### Material for this exercise ###

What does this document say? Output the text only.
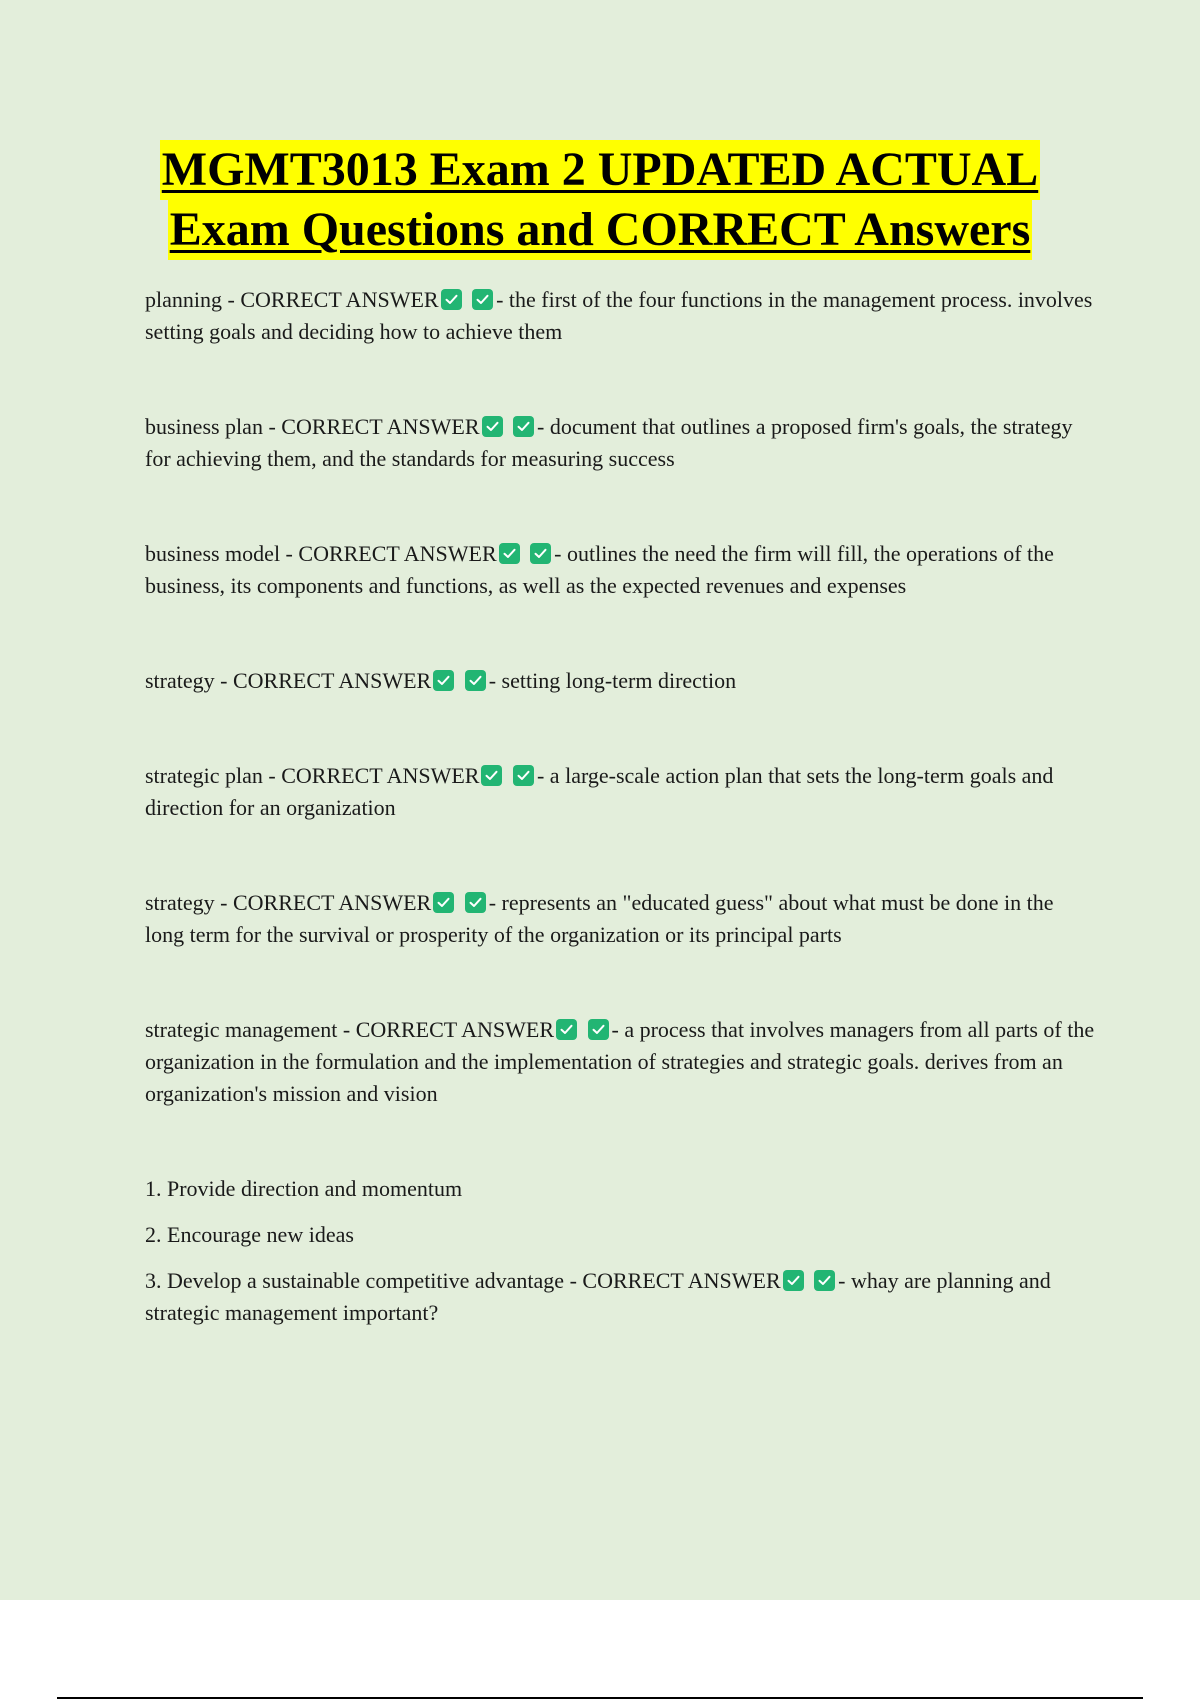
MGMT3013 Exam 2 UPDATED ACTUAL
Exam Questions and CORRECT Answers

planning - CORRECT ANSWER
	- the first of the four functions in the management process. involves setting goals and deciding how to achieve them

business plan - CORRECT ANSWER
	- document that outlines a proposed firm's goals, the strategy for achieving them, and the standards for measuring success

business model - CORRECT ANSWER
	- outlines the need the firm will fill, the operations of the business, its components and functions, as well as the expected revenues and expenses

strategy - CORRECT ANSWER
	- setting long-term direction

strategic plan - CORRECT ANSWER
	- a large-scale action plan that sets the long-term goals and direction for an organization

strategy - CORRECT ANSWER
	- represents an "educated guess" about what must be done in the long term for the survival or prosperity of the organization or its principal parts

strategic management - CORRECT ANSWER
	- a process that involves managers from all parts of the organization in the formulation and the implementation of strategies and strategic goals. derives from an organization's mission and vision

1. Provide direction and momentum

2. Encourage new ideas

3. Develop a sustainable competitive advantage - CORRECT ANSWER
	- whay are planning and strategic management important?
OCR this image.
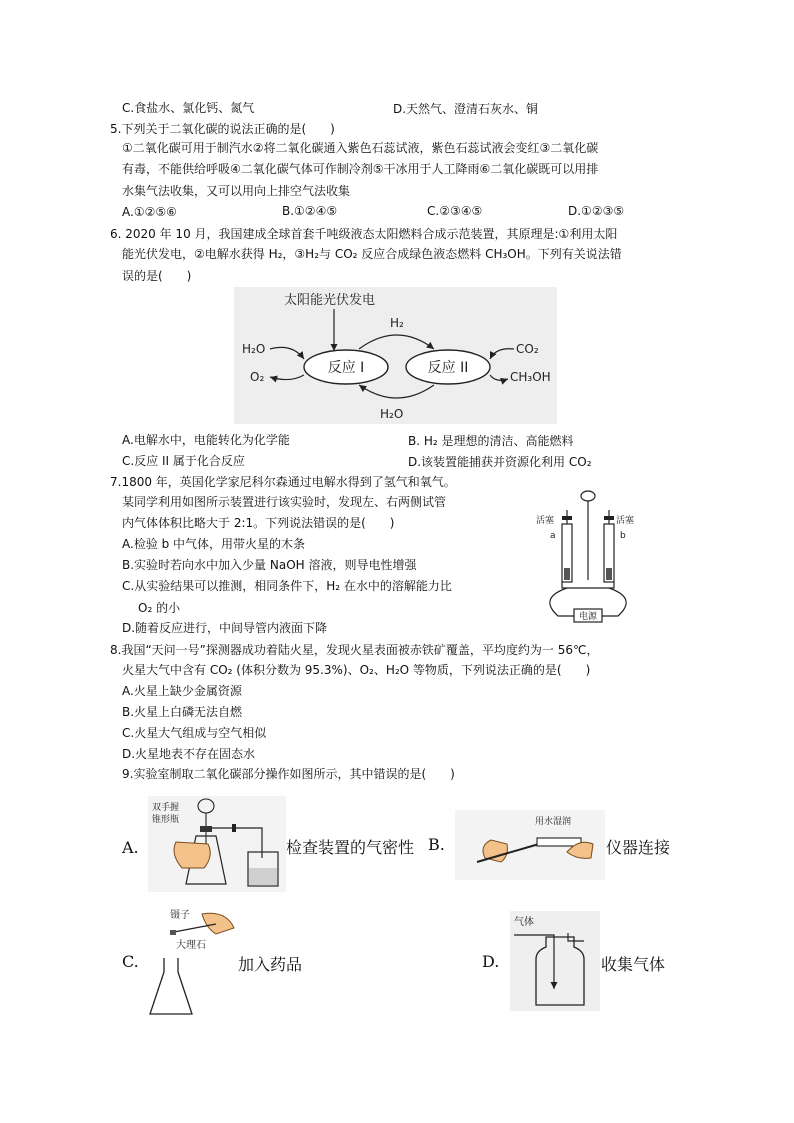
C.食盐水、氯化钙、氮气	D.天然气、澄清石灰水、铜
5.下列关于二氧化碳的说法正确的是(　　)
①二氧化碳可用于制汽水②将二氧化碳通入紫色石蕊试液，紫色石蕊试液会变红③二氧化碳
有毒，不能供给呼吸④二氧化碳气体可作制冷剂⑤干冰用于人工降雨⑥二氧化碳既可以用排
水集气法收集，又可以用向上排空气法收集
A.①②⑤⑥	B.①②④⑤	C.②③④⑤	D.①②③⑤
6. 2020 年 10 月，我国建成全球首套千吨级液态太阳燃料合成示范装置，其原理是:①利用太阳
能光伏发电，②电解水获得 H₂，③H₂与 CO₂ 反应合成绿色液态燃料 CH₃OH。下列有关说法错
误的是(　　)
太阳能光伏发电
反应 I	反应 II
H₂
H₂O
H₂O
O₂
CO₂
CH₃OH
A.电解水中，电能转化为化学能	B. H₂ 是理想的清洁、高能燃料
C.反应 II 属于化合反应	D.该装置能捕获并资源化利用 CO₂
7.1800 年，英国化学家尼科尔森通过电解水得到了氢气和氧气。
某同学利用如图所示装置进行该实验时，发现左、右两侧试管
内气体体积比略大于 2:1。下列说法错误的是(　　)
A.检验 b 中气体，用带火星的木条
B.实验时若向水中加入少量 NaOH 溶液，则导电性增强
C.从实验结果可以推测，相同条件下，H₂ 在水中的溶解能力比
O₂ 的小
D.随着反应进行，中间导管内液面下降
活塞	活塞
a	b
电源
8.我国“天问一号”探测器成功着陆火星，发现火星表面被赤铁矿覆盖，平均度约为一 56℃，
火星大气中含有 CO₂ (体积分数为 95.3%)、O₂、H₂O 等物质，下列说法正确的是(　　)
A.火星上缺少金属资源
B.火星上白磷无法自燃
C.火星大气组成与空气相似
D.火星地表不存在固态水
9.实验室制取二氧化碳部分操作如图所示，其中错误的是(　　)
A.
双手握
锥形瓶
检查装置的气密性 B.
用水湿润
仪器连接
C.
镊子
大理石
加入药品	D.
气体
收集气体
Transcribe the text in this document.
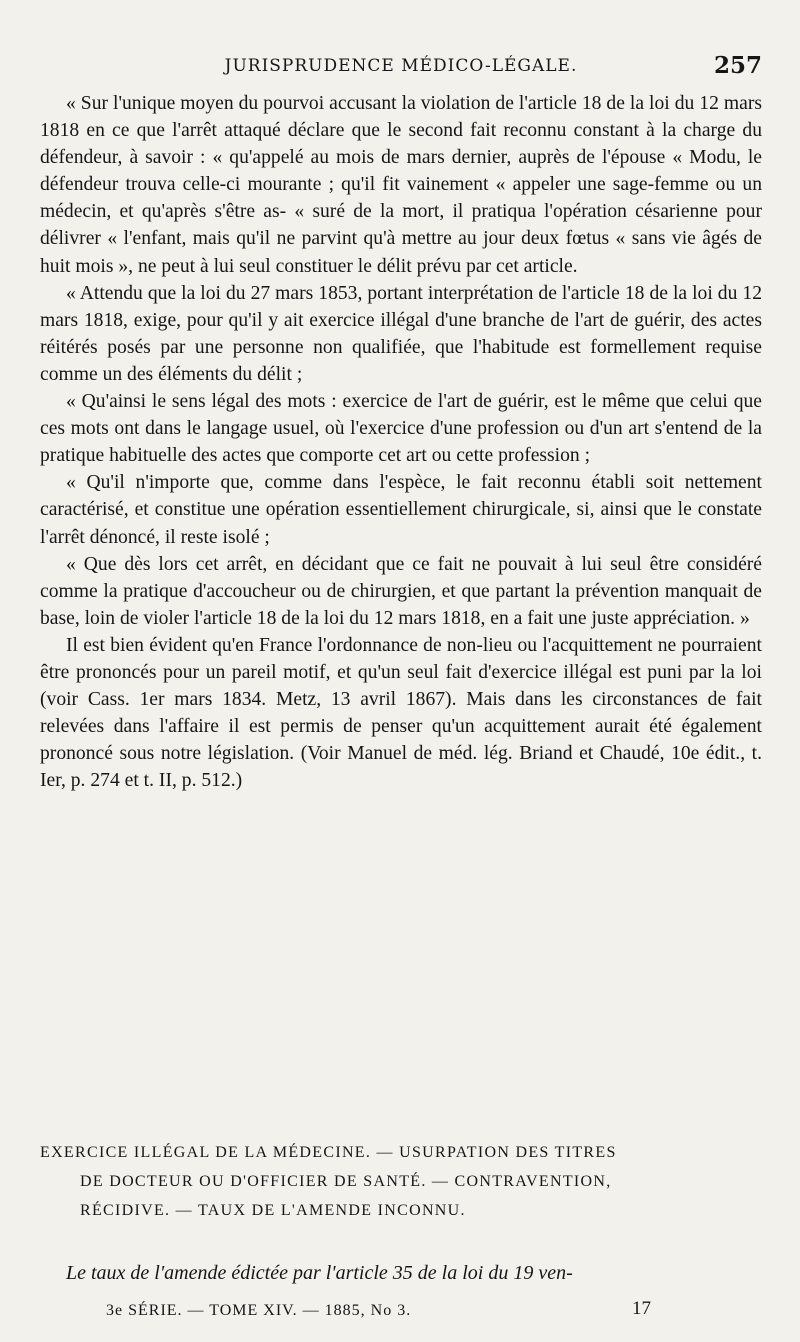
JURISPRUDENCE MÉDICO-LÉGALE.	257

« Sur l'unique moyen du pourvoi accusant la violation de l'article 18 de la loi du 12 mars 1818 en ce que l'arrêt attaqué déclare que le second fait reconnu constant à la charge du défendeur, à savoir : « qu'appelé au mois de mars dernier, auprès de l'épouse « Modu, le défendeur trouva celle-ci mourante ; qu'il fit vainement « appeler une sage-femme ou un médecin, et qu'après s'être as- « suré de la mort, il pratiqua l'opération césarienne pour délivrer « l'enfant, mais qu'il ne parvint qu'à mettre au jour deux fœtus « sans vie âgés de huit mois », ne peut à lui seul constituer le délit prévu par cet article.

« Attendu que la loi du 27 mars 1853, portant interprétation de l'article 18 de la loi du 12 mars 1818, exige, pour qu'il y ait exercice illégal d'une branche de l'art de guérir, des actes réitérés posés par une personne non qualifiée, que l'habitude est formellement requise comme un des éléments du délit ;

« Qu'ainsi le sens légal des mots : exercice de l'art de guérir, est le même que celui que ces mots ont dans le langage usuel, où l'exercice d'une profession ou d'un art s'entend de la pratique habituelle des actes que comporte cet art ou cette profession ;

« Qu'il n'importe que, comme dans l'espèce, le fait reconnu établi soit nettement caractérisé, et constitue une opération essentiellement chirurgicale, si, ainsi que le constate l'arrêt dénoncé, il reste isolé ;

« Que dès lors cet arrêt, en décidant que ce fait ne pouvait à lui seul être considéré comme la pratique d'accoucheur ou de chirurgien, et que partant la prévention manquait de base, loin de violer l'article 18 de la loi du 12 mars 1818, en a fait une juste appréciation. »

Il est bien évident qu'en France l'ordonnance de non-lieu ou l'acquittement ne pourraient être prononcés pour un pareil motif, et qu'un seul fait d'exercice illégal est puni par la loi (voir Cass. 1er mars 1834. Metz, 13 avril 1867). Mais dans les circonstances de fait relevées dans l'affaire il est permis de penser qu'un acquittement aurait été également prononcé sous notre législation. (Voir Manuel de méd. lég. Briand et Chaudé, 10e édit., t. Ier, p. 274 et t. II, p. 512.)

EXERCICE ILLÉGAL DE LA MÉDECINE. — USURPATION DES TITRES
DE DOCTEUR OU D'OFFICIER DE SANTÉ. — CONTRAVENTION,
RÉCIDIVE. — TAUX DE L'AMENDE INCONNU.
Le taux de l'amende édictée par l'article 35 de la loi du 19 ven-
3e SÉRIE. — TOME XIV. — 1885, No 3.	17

###

> _Directive_
Check each line of the records for the word "functions", and show the lines that contain it.

> _Answer in full_
	- the first of the four functions in the management process. involves setting goals and deciding how to achieve them
	- outlines the need the firm will fill, the operations of the business, its components and functions, as well as the expected revenues and expenses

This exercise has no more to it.